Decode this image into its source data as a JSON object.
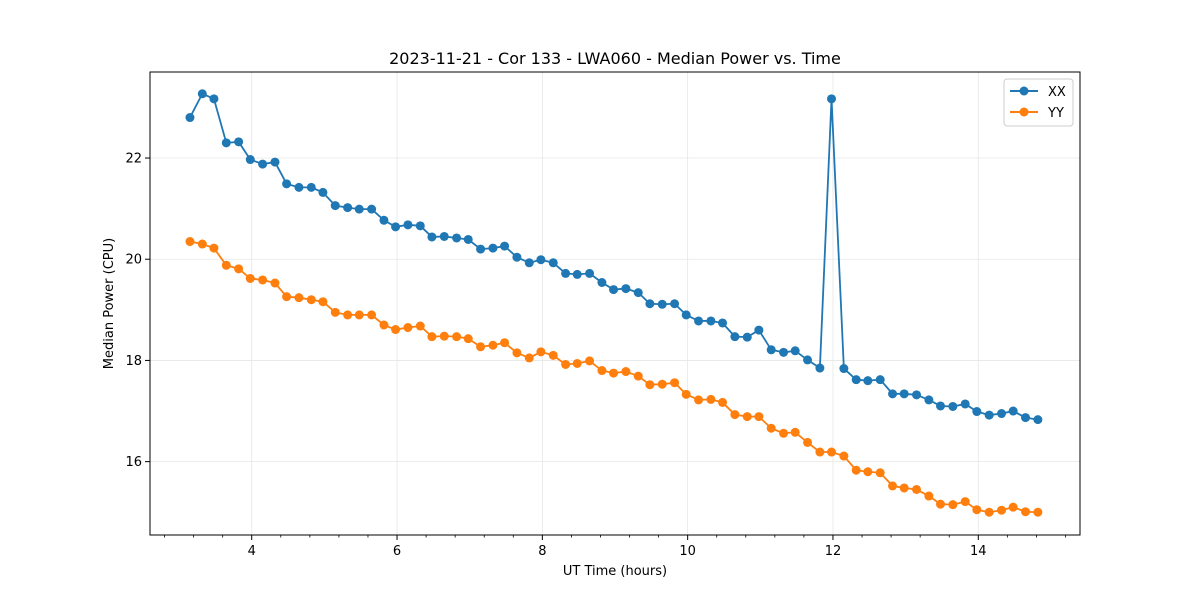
{
  "chart_data": {
    "type": "line",
    "title": "2023-11-21 - Cor 133 - LWA060 - Median Power vs. Time",
    "xlabel": "UT Time (hours)",
    "ylabel": "Median Power (CPU)",
    "xlim": [
      2.6,
      15.4
    ],
    "ylim": [
      14.55,
      23.7
    ],
    "xticks": [
      4,
      6,
      8,
      10,
      12,
      14
    ],
    "xtick_labels": [
      "4",
      "6",
      "8",
      "10",
      "12",
      "14"
    ],
    "xminor_step": 0.4,
    "yticks": [
      16,
      18,
      20,
      22
    ],
    "ytick_labels": [
      "16",
      "18",
      "20",
      "22"
    ],
    "grid": true,
    "legend_position": "top-right",
    "series": [
      {
        "name": "XX",
        "color": "#1f77b4",
        "x": [
          3.15,
          3.32,
          3.48,
          3.65,
          3.82,
          3.98,
          4.15,
          4.32,
          4.48,
          4.65,
          4.82,
          4.98,
          5.15,
          5.32,
          5.48,
          5.65,
          5.82,
          5.98,
          6.15,
          6.32,
          6.48,
          6.65,
          6.82,
          6.98,
          7.15,
          7.32,
          7.48,
          7.65,
          7.82,
          7.98,
          8.15,
          8.32,
          8.48,
          8.65,
          8.82,
          8.98,
          9.15,
          9.32,
          9.48,
          9.65,
          9.82,
          9.98,
          10.15,
          10.32,
          10.48,
          10.65,
          10.82,
          10.98,
          11.15,
          11.32,
          11.48,
          11.65,
          11.82,
          11.98,
          12.15,
          12.32,
          12.48,
          12.65,
          12.82,
          12.98,
          13.15,
          13.32,
          13.48,
          13.65,
          13.82,
          13.98,
          14.15,
          14.32,
          14.48,
          14.65,
          14.82
        ],
        "values": [
          22.8,
          23.27,
          23.17,
          22.3,
          22.32,
          21.97,
          21.88,
          21.92,
          21.49,
          21.42,
          21.42,
          21.32,
          21.06,
          21.02,
          20.99,
          20.99,
          20.77,
          20.64,
          20.68,
          20.66,
          20.44,
          20.45,
          20.42,
          20.39,
          20.2,
          20.22,
          20.26,
          20.04,
          19.93,
          19.99,
          19.93,
          19.72,
          19.7,
          19.72,
          19.54,
          19.4,
          19.42,
          19.34,
          19.12,
          19.11,
          19.12,
          18.9,
          18.78,
          18.78,
          18.74,
          18.47,
          18.46,
          18.6,
          18.21,
          18.16,
          18.19,
          18.01,
          17.85,
          23.17,
          17.84,
          17.62,
          17.6,
          17.62,
          17.34,
          17.34,
          17.32,
          17.22,
          17.1,
          17.09,
          17.14,
          16.99,
          16.92,
          16.95,
          17.0,
          16.87,
          16.83
        ]
      },
      {
        "name": "YY",
        "color": "#ff7f0e",
        "x": [
          3.15,
          3.32,
          3.48,
          3.65,
          3.82,
          3.98,
          4.15,
          4.32,
          4.48,
          4.65,
          4.82,
          4.98,
          5.15,
          5.32,
          5.48,
          5.65,
          5.82,
          5.98,
          6.15,
          6.32,
          6.48,
          6.65,
          6.82,
          6.98,
          7.15,
          7.32,
          7.48,
          7.65,
          7.82,
          7.98,
          8.15,
          8.32,
          8.48,
          8.65,
          8.82,
          8.98,
          9.15,
          9.32,
          9.48,
          9.65,
          9.82,
          9.98,
          10.15,
          10.32,
          10.48,
          10.65,
          10.82,
          10.98,
          11.15,
          11.32,
          11.48,
          11.65,
          11.82,
          11.98,
          12.15,
          12.32,
          12.48,
          12.65,
          12.82,
          12.98,
          13.15,
          13.32,
          13.48,
          13.65,
          13.82,
          13.98,
          14.15,
          14.32,
          14.48,
          14.65,
          14.82
        ],
        "values": [
          20.35,
          20.3,
          20.22,
          19.88,
          19.81,
          19.62,
          19.59,
          19.53,
          19.26,
          19.24,
          19.2,
          19.16,
          18.95,
          18.9,
          18.9,
          18.9,
          18.7,
          18.61,
          18.65,
          18.68,
          18.47,
          18.48,
          18.47,
          18.43,
          18.27,
          18.3,
          18.35,
          18.15,
          18.05,
          18.17,
          18.1,
          17.92,
          17.94,
          17.99,
          17.8,
          17.75,
          17.78,
          17.69,
          17.52,
          17.53,
          17.56,
          17.33,
          17.22,
          17.23,
          17.17,
          16.93,
          16.89,
          16.89,
          16.66,
          16.56,
          16.58,
          16.38,
          16.19,
          16.19,
          16.11,
          15.83,
          15.8,
          15.78,
          15.52,
          15.48,
          15.45,
          15.32,
          15.16,
          15.15,
          15.21,
          15.05,
          15.0,
          15.04,
          15.1,
          15.01,
          15.0
        ]
      }
    ]
  }
}
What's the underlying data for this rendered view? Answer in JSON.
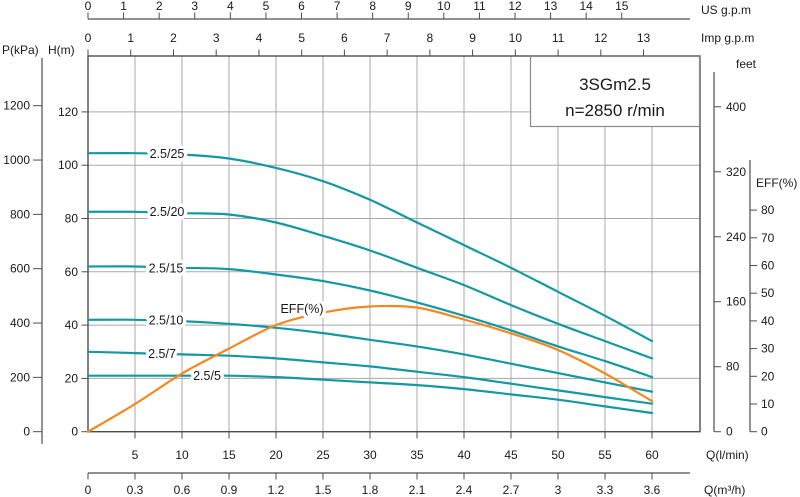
{
  "title_box": {
    "line1": "3SGm2.5",
    "line2": "n=2850 r/min"
  },
  "colors": {
    "head_curve": "#1399a1",
    "efficiency_curve": "#f5871f",
    "grid": "#a8a8a8",
    "axis": "#4d4d4d",
    "text": "#1a1a1a",
    "background": "#ffffff"
  },
  "axes": {
    "us_gpm": {
      "title": "US g.p.m",
      "ticks": [
        0,
        1,
        2,
        3,
        4,
        5,
        6,
        7,
        8,
        9,
        10,
        11,
        12,
        13,
        14,
        15
      ]
    },
    "imp_gpm": {
      "title": "Imp g.p.m",
      "ticks": [
        0,
        1,
        2,
        3,
        4,
        5,
        6,
        7,
        8,
        9,
        10,
        11,
        12,
        13
      ]
    },
    "p_kpa": {
      "title": "P(kPa)",
      "ticks": [
        0,
        200,
        400,
        600,
        800,
        1000,
        1200
      ]
    },
    "h_m": {
      "title": "H(m)",
      "ticks": [
        0,
        20,
        40,
        60,
        80,
        100,
        120
      ]
    },
    "feet": {
      "title": "feet",
      "ticks": [
        0,
        80,
        160,
        240,
        320,
        400
      ]
    },
    "eff_pct": {
      "title": "EFF(%)",
      "ticks": [
        0,
        10,
        20,
        30,
        40,
        50,
        60,
        70,
        80
      ]
    },
    "q_lmin": {
      "title": "Q(l/min)",
      "ticks": [
        5,
        10,
        15,
        20,
        25,
        30,
        35,
        40,
        45,
        50,
        55,
        60
      ]
    },
    "q_m3h": {
      "title": "Q(m³/h)",
      "ticks": [
        "0",
        "0.3",
        "0.6",
        "0.9",
        "1.2",
        "1.5",
        "1.8",
        "2.1",
        "2.4",
        "2.7",
        "3",
        "3.3",
        "3.6"
      ]
    }
  },
  "chart_data": {
    "type": "line",
    "title": "3SGm2.5",
    "subtitle": "n=2850 r/min",
    "xlabel": "Q(l/min)",
    "x": [
      0,
      5,
      10,
      15,
      20,
      25,
      30,
      35,
      40,
      45,
      50,
      55,
      60
    ],
    "x_unit": "l/min",
    "q_range_lmin": [
      0,
      65
    ],
    "head_range_m": [
      0,
      141
    ],
    "eff_range_pct": [
      0,
      98
    ],
    "grid": true,
    "series": [
      {
        "name": "2.5/25",
        "axis": "head_m",
        "color": "#1399a1",
        "values": [
          104.5,
          104.5,
          104,
          102.5,
          99,
          94,
          87,
          78.5,
          70,
          61.5,
          52.5,
          43.5,
          34
        ]
      },
      {
        "name": "2.5/20",
        "axis": "head_m",
        "color": "#1399a1",
        "values": [
          82.5,
          82.5,
          82,
          81.5,
          78.5,
          73.5,
          68,
          61.5,
          55,
          47.5,
          40.5,
          34,
          27.5
        ]
      },
      {
        "name": "2.5/15",
        "axis": "head_m",
        "color": "#1399a1",
        "values": [
          62,
          62,
          61.5,
          61,
          59,
          56.5,
          53,
          48.5,
          43.5,
          38,
          32,
          26.5,
          20.5
        ]
      },
      {
        "name": "2.5/10",
        "axis": "head_m",
        "color": "#1399a1",
        "values": [
          42,
          42,
          41.5,
          40.5,
          39,
          37,
          34.5,
          32,
          29,
          25.5,
          22,
          18.5,
          15
        ]
      },
      {
        "name": "2.5/7",
        "axis": "head_m",
        "color": "#1399a1",
        "values": [
          30,
          29.5,
          29,
          28.5,
          27.5,
          26,
          24.5,
          22.5,
          20.5,
          18,
          15.5,
          13,
          10.5
        ]
      },
      {
        "name": "2.5/5",
        "axis": "head_m",
        "color": "#1399a1",
        "values": [
          21,
          21,
          21,
          21,
          20.5,
          19.5,
          18.5,
          17.5,
          16,
          14,
          12,
          9.5,
          7
        ]
      },
      {
        "name": "EFF(%)",
        "axis": "eff_pct",
        "color": "#f5871f",
        "values": [
          0,
          10,
          21,
          30,
          38.5,
          43,
          45.2,
          44.8,
          40.5,
          35.5,
          29.5,
          21,
          11
        ]
      }
    ]
  }
}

★ ★ ★ ★ ★ ★ ★

TASK: Using the listing above, show every line that includes the string "Power".

REPLY:
    "title": "2023-11-21 - Cor 133 - LWA060 - Median Power vs. Time",
    "ylabel": "Median Power (CPU)",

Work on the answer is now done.